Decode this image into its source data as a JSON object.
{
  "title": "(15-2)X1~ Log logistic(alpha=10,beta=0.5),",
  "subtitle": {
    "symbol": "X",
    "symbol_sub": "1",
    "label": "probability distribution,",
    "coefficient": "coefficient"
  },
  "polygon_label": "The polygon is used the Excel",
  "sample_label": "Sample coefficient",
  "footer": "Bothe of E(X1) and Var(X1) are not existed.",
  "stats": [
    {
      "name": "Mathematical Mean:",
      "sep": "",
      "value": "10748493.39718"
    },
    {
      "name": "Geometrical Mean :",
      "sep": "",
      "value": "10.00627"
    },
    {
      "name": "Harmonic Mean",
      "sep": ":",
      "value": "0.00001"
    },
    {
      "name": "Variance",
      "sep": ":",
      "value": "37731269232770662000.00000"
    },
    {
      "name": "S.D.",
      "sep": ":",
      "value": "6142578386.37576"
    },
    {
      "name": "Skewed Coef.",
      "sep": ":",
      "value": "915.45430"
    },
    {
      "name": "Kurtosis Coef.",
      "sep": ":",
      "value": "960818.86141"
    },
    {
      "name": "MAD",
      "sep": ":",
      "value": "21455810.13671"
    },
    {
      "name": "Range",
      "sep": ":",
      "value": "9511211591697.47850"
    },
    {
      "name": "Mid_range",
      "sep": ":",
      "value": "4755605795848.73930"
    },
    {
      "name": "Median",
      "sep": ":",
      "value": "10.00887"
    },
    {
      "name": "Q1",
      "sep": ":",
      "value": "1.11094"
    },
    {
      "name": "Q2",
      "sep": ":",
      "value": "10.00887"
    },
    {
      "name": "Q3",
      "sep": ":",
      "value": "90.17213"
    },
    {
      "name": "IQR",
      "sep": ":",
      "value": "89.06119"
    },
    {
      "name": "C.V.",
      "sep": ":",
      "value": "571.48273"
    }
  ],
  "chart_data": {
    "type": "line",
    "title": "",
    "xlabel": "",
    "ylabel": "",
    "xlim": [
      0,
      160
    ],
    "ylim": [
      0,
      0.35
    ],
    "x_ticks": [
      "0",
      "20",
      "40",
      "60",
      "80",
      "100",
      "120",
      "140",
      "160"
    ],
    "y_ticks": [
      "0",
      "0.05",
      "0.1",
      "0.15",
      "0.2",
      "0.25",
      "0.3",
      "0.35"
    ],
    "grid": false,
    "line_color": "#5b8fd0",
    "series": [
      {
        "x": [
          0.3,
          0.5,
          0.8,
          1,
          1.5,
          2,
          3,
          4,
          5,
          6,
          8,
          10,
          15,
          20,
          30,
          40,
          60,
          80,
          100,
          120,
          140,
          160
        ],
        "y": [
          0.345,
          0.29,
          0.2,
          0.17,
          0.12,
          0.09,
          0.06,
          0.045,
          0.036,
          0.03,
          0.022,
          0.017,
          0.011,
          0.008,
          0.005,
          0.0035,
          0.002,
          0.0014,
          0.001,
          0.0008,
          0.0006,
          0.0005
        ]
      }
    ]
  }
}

● WRITTEN PROBLEM: Gather all lines from the records above in which "Mean" appears.

● WRITTEN ANSWER:
      "name": "Mathematical Mean:",
      "name": "Geometrical Mean :",
      "name": "Harmonic Mean",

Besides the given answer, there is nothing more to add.